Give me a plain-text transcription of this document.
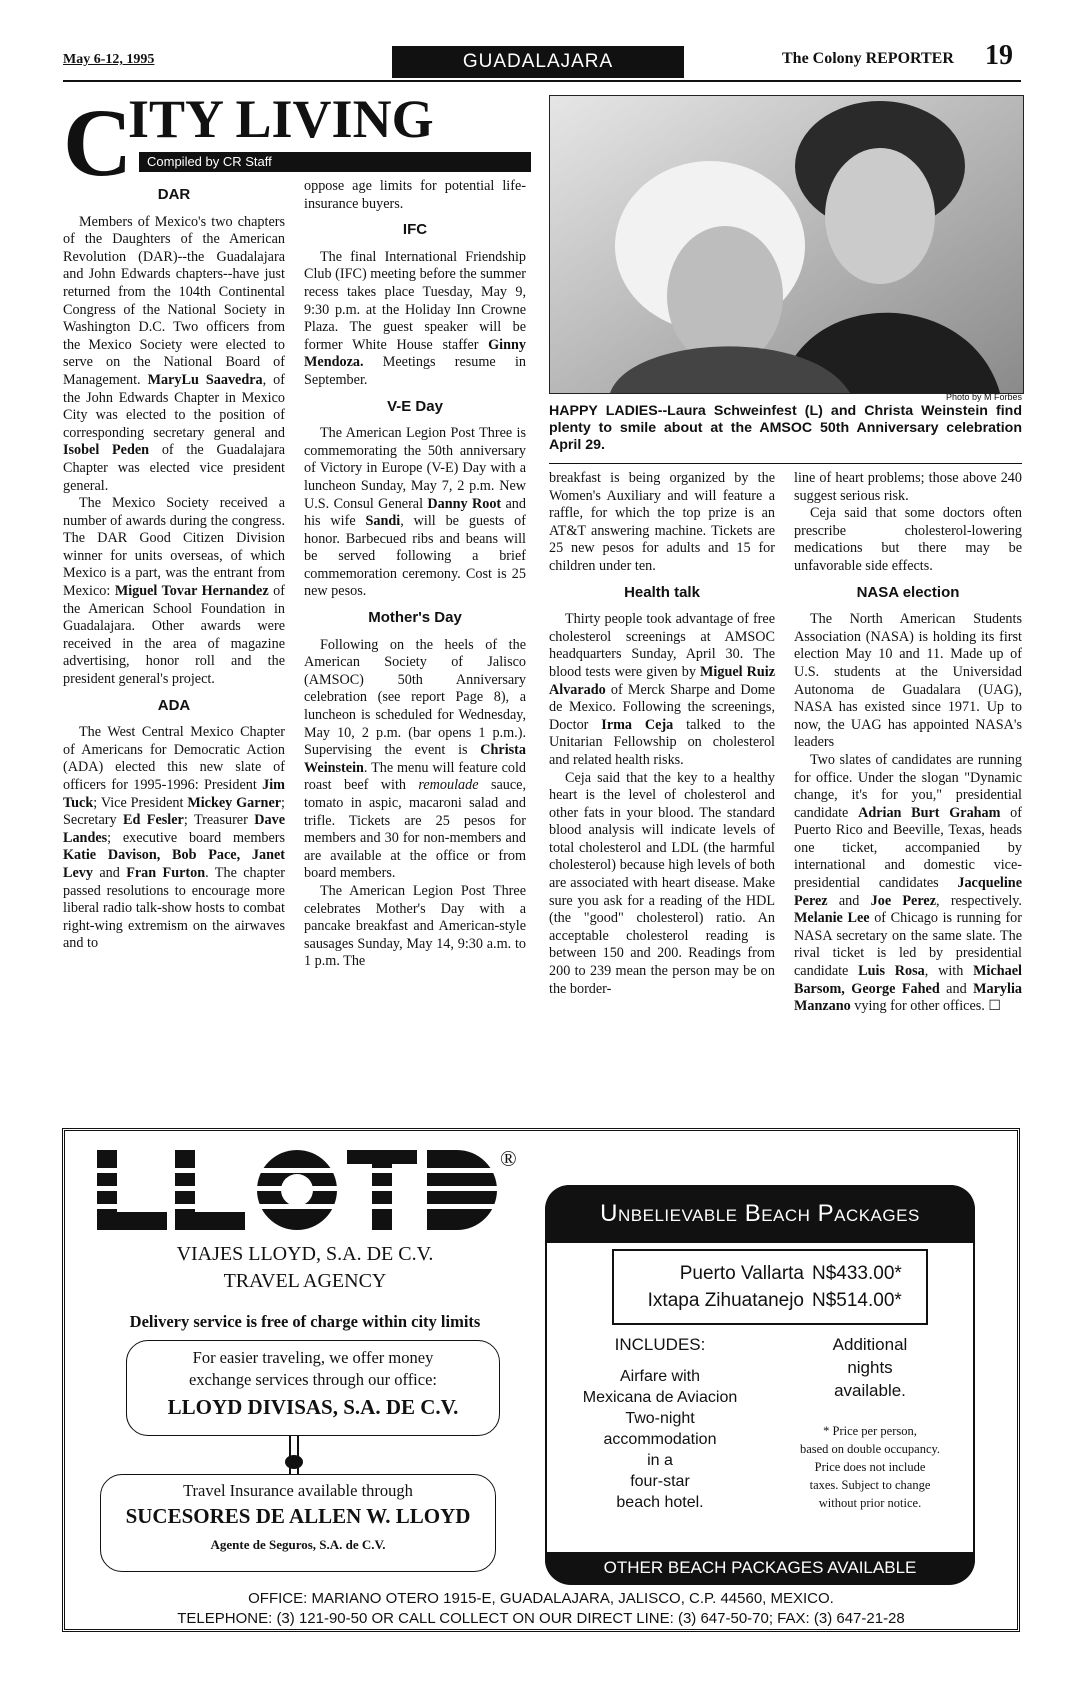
May 6-12, 1995	GUADALAJARA	The Colony REPORTER 19
C
ITY LIVING
Compiled by CR Staff
DAR

Members of Mexico's two chapters of the Daughters of the American Revolution (DAR)--the Guadalajara and John Edwards chapters--have just returned from the 104th Continental Congress of the National Society in Washington D.C. Two officers from the Mexico Society were elected to serve on the National Board of Management. MaryLu Saavedra, of the John Edwards Chapter in Mexico City was elected to the position of corresponding secretary general and Isobel Peden of the Guadalajara Chapter was elected vice president general.

The Mexico Society received a number of awards during the congress. The DAR Good Citizen Division winner for units overseas, of which Mexico is a part, was the entrant from Mexico: Miguel Tovar Hernandez of the American School Foundation in Guadalajara. Other awards were received in the area of magazine advertising, honor roll and the president general's project.

ADA

The West Central Mexico Chapter of Americans for Democratic Action (ADA) elected this new slate of officers for 1995-1996: President Jim Tuck; Vice President Mickey Garner; Secretary Ed Fesler; Treasurer Dave Landes; executive board members Katie Davison, Bob Pace, Janet Levy and Fran Furton. The chapter passed resolutions to encourage more liberal radio talk-show hosts to combat right-wing extremism on the airwaves and to

oppose age limits for potential life-insurance buyers.

IFC

The final International Friendship Club (IFC) meeting before the summer recess takes place Tuesday, May 9, 9:30 p.m. at the Holiday Inn Crowne Plaza. The guest speaker will be former White House staffer Ginny Mendoza. Meetings resume in September.

V-E Day

The American Legion Post Three is commemorating the 50th anniversary of Victory in Europe (V-E) Day with a luncheon Sunday, May 7, 2 p.m. New U.S. Consul General Danny Root and his wife Sandi, will be guests of honor. Barbecued ribs and beans will be served following a brief commemoration ceremony. Cost is 25 new pesos.

Mother's Day

Following on the heels of the American Society of Jalisco (AMSOC) 50th Anniversary celebration (see report Page 8), a luncheon is scheduled for Wednesday, May 10, 2 p.m. (bar opens 1 p.m.). Supervising the event is Christa Weinstein. The menu will feature cold roast beef with remoulade sauce, tomato in aspic, macaroni salad and trifle. Tickets are 25 pesos for members and 30 for non-members and are available at the office or from board members.

The American Legion Post Three celebrates Mother's Day with a pancake breakfast and American-style sausages Sunday, May 14, 9:30 a.m. to 1 p.m. The

Photo by M Forbes
HAPPY LADIES--Laura Schweinfest (L) and Christa Weinstein find plenty to smile about at the AMSOC 50th Anniversary celebration April 29.

breakfast is being organized by the Women's Auxiliary and will feature a raffle, for which the top prize is an AT&T answering machine. Tickets are 25 new pesos for adults and 15 for children under ten.

Health talk

Thirty people took advantage of free cholesterol screenings at AMSOC headquarters Sunday, April 30. The blood tests were given by Miguel Ruiz Alvarado of Merck Sharpe and Dome de Mexico. Following the screenings, Doctor Irma Ceja talked to the Unitarian Fellowship on cholesterol and related health risks.

Ceja said that the key to a healthy heart is the level of cholesterol and other fats in your blood. The standard blood analysis will indicate levels of total cholesterol and LDL (the harmful cholesterol) because high levels of both are associated with heart disease. Make sure you ask for a reading of the HDL (the "good" cholesterol) ratio. An acceptable cholesterol reading is between 150 and 200. Readings from 200 to 239 mean the person may be on the border-

line of heart problems; those above 240 suggest serious risk.

Ceja said that some doctors often prescribe cholesterol-lowering medications but there may be unfavorable side effects.

NASA election

The North American Students Association (NASA) is holding its first election May 10 and 11. Made up of U.S. students at the Universidad Autonoma de Guadalara (UAG), NASA has existed since 1971. Up to now, the UAG has appointed NASA's leaders

Two slates of candidates are running for office. Under the slogan "Dynamic change, it's for you," presidential candidate Adrian Burt Graham of Puerto Rico and Beeville, Texas, heads one ticket, accompanied by international and domestic vice-presidential candidates Jacqueline Perez and Joe Perez, respectively. Melanie Lee of Chicago is running for NASA secretary on the same slate. The rival ticket is led by presidential candidate Luis Rosa, with Michael Barsom, George Fahed and Marylia Manzano vying for other offices. ☐

®
VIAJES LLOYD, S.A. DE C.V.
TRAVEL AGENCY
Delivery service is free of charge within city limits
For easier traveling, we offer money
exchange services through our office:
LLOYD DIVISAS, S.A. DE C.V.
Travel Insurance available through
SUCESORES DE ALLEN W. LLOYD
Agente de Seguros, S.A. de C.V.
Unbelievable Beach Packages
Puerto Vallarta N$433.00*
Ixtapa Zihuatanejo N$514.00*
INCLUDES:
Airfare with
Mexicana de Aviacion
Two-night
accommodation
in a
four-star
beach hotel.
Additional
nights
available.
* Price per person,
based on double occupancy.
Price does not include
taxes. Subject to change
without prior notice.
OTHER BEACH PACKAGES AVAILABLE
OFFICE: MARIANO OTERO 1915-E, GUADALAJARA, JALISCO, C.P. 44560, MEXICO.
TELEPHONE: (3) 121-90-50 OR CALL COLLECT ON OUR DIRECT LINE: (3) 647-50-70; FAX: (3) 647-21-28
__________
--- TASK DIRECTIONS ---
Reproduce every line exactly and omit all pictures.

--- TASK RESULT ---
Give me a plain-text transcription of this document.
May 6-12, 1995	GUADALAJARA	The Colony REPORTER 19
C
ITY LIVING
Compiled by CR Staff
DAR

Members of Mexico's two chapters of the Daughters of the American Revolution (DAR)--the Guadalajara and John Edwards chapters--have just returned from the 104th Continental Congress of the National Society in Washington D.C. Two officers from the Mexico Society were elected to serve on the National Board of Management. MaryLu Saavedra, of the John Edwards Chapter in Mexico City was elected to the position of corresponding secretary general and Isobel Peden of the Guadalajara Chapter was elected vice president general.

The Mexico Society received a number of awards during the congress. The DAR Good Citizen Division winner for units overseas, of which Mexico is a part, was the entrant from Mexico: Miguel Tovar Hernandez of the American School Foundation in Guadalajara. Other awards were received in the area of magazine advertising, honor roll and the president general's project.

ADA

The West Central Mexico Chapter of Americans for Democratic Action (ADA) elected this new slate of officers for 1995-1996: President Jim Tuck; Vice President Mickey Garner; Secretary Ed Fesler; Treasurer Dave Landes; executive board members Katie Davison, Bob Pace, Janet Levy and Fran Furton. The chapter passed resolutions to encourage more liberal radio talk-show hosts to combat right-wing extremism on the airwaves and to

oppose age limits for potential life-insurance buyers.

IFC

The final International Friendship Club (IFC) meeting before the summer recess takes place Tuesday, May 9, 9:30 p.m. at the Holiday Inn Crowne Plaza. The guest speaker will be former White House staffer Ginny Mendoza. Meetings resume in September.

V-E Day

The American Legion Post Three is commemorating the 50th anniversary of Victory in Europe (V-E) Day with a luncheon Sunday, May 7, 2 p.m. New U.S. Consul General Danny Root and his wife Sandi, will be guests of honor. Barbecued ribs and beans will be served following a brief commemoration ceremony. Cost is 25 new pesos.

Mother's Day

Following on the heels of the American Society of Jalisco (AMSOC) 50th Anniversary celebration (see report Page 8), a luncheon is scheduled for Wednesday, May 10, 2 p.m. (bar opens 1 p.m.). Supervising the event is Christa Weinstein. The menu will feature cold roast beef with remoulade sauce, tomato in aspic, macaroni salad and trifle. Tickets are 25 pesos for members and 30 for non-members and are available at the office or from board members.

The American Legion Post Three celebrates Mother's Day with a pancake breakfast and American-style sausages Sunday, May 14, 9:30 a.m. to 1 p.m. The

Photo by M Forbes
HAPPY LADIES--Laura Schweinfest (L) and Christa Weinstein find plenty to smile about at the AMSOC 50th Anniversary celebration April 29.

breakfast is being organized by the Women's Auxiliary and will feature a raffle, for which the top prize is an AT&T answering machine. Tickets are 25 new pesos for adults and 15 for children under ten.

Health talk

Thirty people took advantage of free cholesterol screenings at AMSOC headquarters Sunday, April 30. The blood tests were given by Miguel Ruiz Alvarado of Merck Sharpe and Dome de Mexico. Following the screenings, Doctor Irma Ceja talked to the Unitarian Fellowship on cholesterol and related health risks.

Ceja said that the key to a healthy heart is the level of cholesterol and other fats in your blood. The standard blood analysis will indicate levels of total cholesterol and LDL (the harmful cholesterol) because high levels of both are associated with heart disease. Make sure you ask for a reading of the HDL (the "good" cholesterol) ratio. An acceptable cholesterol reading is between 150 and 200. Readings from 200 to 239 mean the person may be on the border-

line of heart problems; those above 240 suggest serious risk.

Ceja said that some doctors often prescribe cholesterol-lowering medications but there may be unfavorable side effects.

NASA election

The North American Students Association (NASA) is holding its first election May 10 and 11. Made up of U.S. students at the Universidad Autonoma de Guadalara (UAG), NASA has existed since 1971. Up to now, the UAG has appointed NASA's leaders

Two slates of candidates are running for office. Under the slogan "Dynamic change, it's for you," presidential candidate Adrian Burt Graham of Puerto Rico and Beeville, Texas, heads one ticket, accompanied by international and domestic vice-presidential candidates Jacqueline Perez and Joe Perez, respectively. Melanie Lee of Chicago is running for NASA secretary on the same slate. The rival ticket is led by presidential candidate Luis Rosa, with Michael Barsom, George Fahed and Marylia Manzano vying for other offices. ☐

®
VIAJES LLOYD, S.A. DE C.V.
TRAVEL AGENCY
Delivery service is free of charge within city limits
For easier traveling, we offer money
exchange services through our office:
LLOYD DIVISAS, S.A. DE C.V.
Travel Insurance available through
SUCESORES DE ALLEN W. LLOYD
Agente de Seguros, S.A. de C.V.
Unbelievable Beach Packages
Puerto Vallarta N$433.00*
Ixtapa Zihuatanejo N$514.00*
INCLUDES:
Airfare with
Mexicana de Aviacion
Two-night
accommodation
in a
four-star
beach hotel.
Additional
nights
available.
* Price per person,
based on double occupancy.
Price does not include
taxes. Subject to change
without prior notice.
OTHER BEACH PACKAGES AVAILABLE
OFFICE: MARIANO OTERO 1915-E, GUADALAJARA, JALISCO, C.P. 44560, MEXICO.
TELEPHONE: (3) 121-90-50 OR CALL COLLECT ON OUR DIRECT LINE: (3) 647-50-70; FAX: (3) 647-21-28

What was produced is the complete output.